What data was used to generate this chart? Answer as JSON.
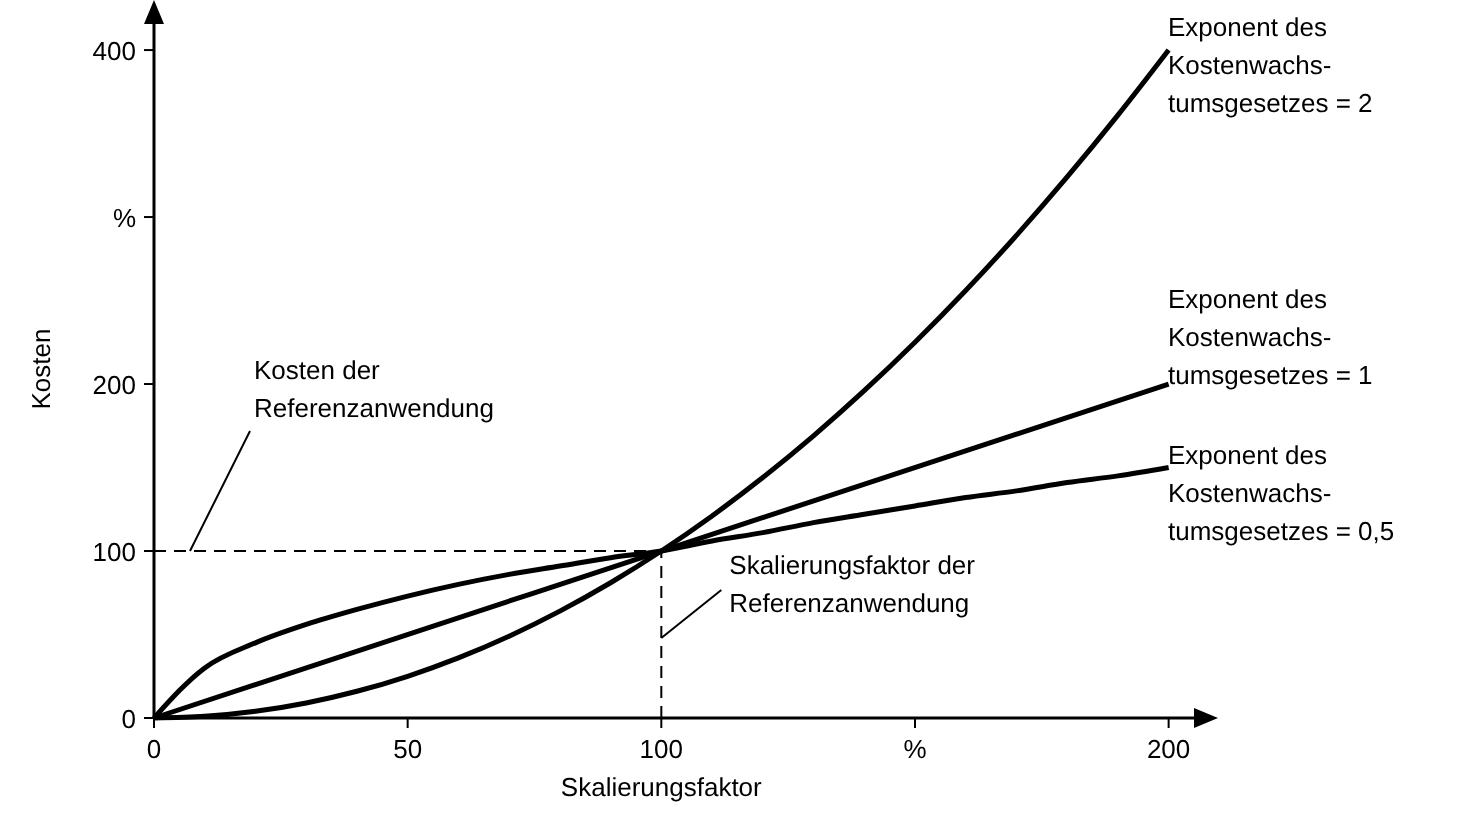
{
  "chart_data": {
    "type": "line",
    "xlabel": "Skalierungsfaktor",
    "ylabel": "Kosten",
    "xlim": [
      0,
      205
    ],
    "ylim": [
      0,
      418
    ],
    "xticks": [
      0,
      50,
      100,
      {
        "value": 150,
        "label": "%"
      },
      200
    ],
    "yticks": [
      0,
      100,
      200,
      {
        "value": 300,
        "label": "%"
      },
      400
    ],
    "grid": false,
    "marker": "none",
    "line_style": "solid",
    "series": [
      {
        "name": "Exponent des\nKostenwachs-\ntumsgesetzes = 2",
        "color": "#000000",
        "x": [
          0,
          10,
          20,
          30,
          40,
          50,
          60,
          70,
          80,
          90,
          100,
          110,
          120,
          130,
          140,
          150,
          160,
          170,
          180,
          190,
          200
        ],
        "values": [
          0,
          1,
          4,
          9,
          16,
          25,
          36,
          49,
          64,
          81,
          100,
          121,
          144,
          169,
          196,
          225,
          256,
          289,
          324,
          361,
          400
        ]
      },
      {
        "name": "Exponent des\nKostenwachs-\ntumsgesetzes = 1",
        "color": "#000000",
        "x": [
          0,
          100,
          200
        ],
        "values": [
          0,
          100,
          200
        ]
      },
      {
        "name": "Exponent des\nKostenwachs-\ntumsgesetzes = 0,5",
        "color": "#000000",
        "x": [
          0,
          10,
          20,
          30,
          40,
          50,
          60,
          70,
          80,
          90,
          100,
          110,
          120,
          130,
          140,
          150,
          160,
          170,
          180,
          190,
          200
        ],
        "values": [
          0,
          30,
          45,
          56,
          65,
          73,
          80,
          86,
          91,
          96,
          100,
          106,
          111,
          117,
          122,
          127,
          132,
          136,
          141,
          145,
          150
        ]
      }
    ],
    "ref_lines": [
      {
        "axis": "y",
        "value": 100,
        "label": "Kosten der\nReferenzanwendung",
        "line_style": "dashed"
      },
      {
        "axis": "x",
        "value": 100,
        "label": "Skalierungsfaktor der\nReferenzanwendung",
        "line_style": "dashed"
      }
    ]
  }
}
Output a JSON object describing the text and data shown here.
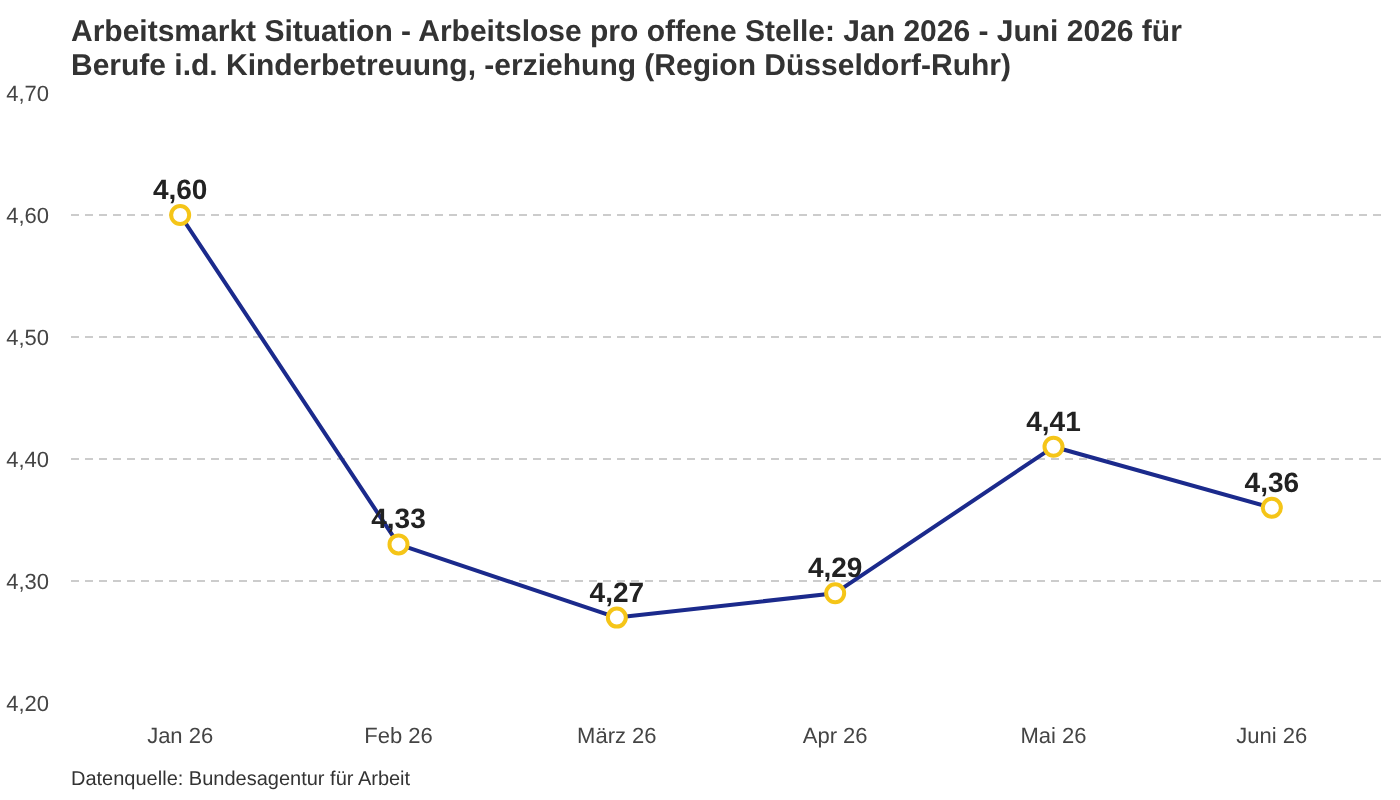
{
  "chart_data": {
    "type": "line",
    "title": "Arbeitsmarkt Situation - Arbeitslose pro offene Stelle: Jan 2026 - Juni 2026 für\nBerufe i.d. Kinderbetreuung, -erziehung (Region Düsseldorf-Ruhr)",
    "categories": [
      "Jan 26",
      "Feb 26",
      "März 26",
      "Apr 26",
      "Mai 26",
      "Juni 26"
    ],
    "series": [
      {
        "color": "#1b2a8c",
        "values": [
          4.6,
          4.33,
          4.27,
          4.29,
          4.41,
          4.36
        ]
      }
    ],
    "value_labels": [
      "4,60",
      "4,33",
      "4,27",
      "4,29",
      "4,41",
      "4,36"
    ],
    "ylim": [
      4.2,
      4.7
    ],
    "yticks": [
      {
        "value": 4.2,
        "label": "4,20"
      },
      {
        "value": 4.3,
        "label": "4,30"
      },
      {
        "value": 4.4,
        "label": "4,40"
      },
      {
        "value": 4.5,
        "label": "4,50"
      },
      {
        "value": 4.6,
        "label": "4,60"
      },
      {
        "value": 4.7,
        "label": "4,70"
      }
    ],
    "grid": "y",
    "marker": "circle",
    "line_style": "solid",
    "annotations": [
      "Datenquelle: Bundesagentur für Arbeit"
    ]
  }
}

···

### Task brief
Make an exact copy of the lines above, starting at the line that contains "Output a JSON" and running through the final line of the entries. Omit the pictures.

### Answer to the exercise
Output a JSON object describing the text and data shown here.
{
  "chart_data": {
    "type": "line",
    "title": "Arbeitsmarkt Situation - Arbeitslose pro offene Stelle: Jan 2026 - Juni 2026 für\nBerufe i.d. Kinderbetreuung, -erziehung (Region Düsseldorf-Ruhr)",
    "categories": [
      "Jan 26",
      "Feb 26",
      "März 26",
      "Apr 26",
      "Mai 26",
      "Juni 26"
    ],
    "series": [
      {
        "color": "#1b2a8c",
        "values": [
          4.6,
          4.33,
          4.27,
          4.29,
          4.41,
          4.36
        ]
      }
    ],
    "value_labels": [
      "4,60",
      "4,33",
      "4,27",
      "4,29",
      "4,41",
      "4,36"
    ],
    "ylim": [
      4.2,
      4.7
    ],
    "yticks": [
      {
        "value": 4.2,
        "label": "4,20"
      },
      {
        "value": 4.3,
        "label": "4,30"
      },
      {
        "value": 4.4,
        "label": "4,40"
      },
      {
        "value": 4.5,
        "label": "4,50"
      },
      {
        "value": 4.6,
        "label": "4,60"
      },
      {
        "value": 4.7,
        "label": "4,70"
      }
    ],
    "grid": "y",
    "marker": "circle",
    "line_style": "solid",
    "annotations": [
      "Datenquelle: Bundesagentur für Arbeit"
    ]
  }
}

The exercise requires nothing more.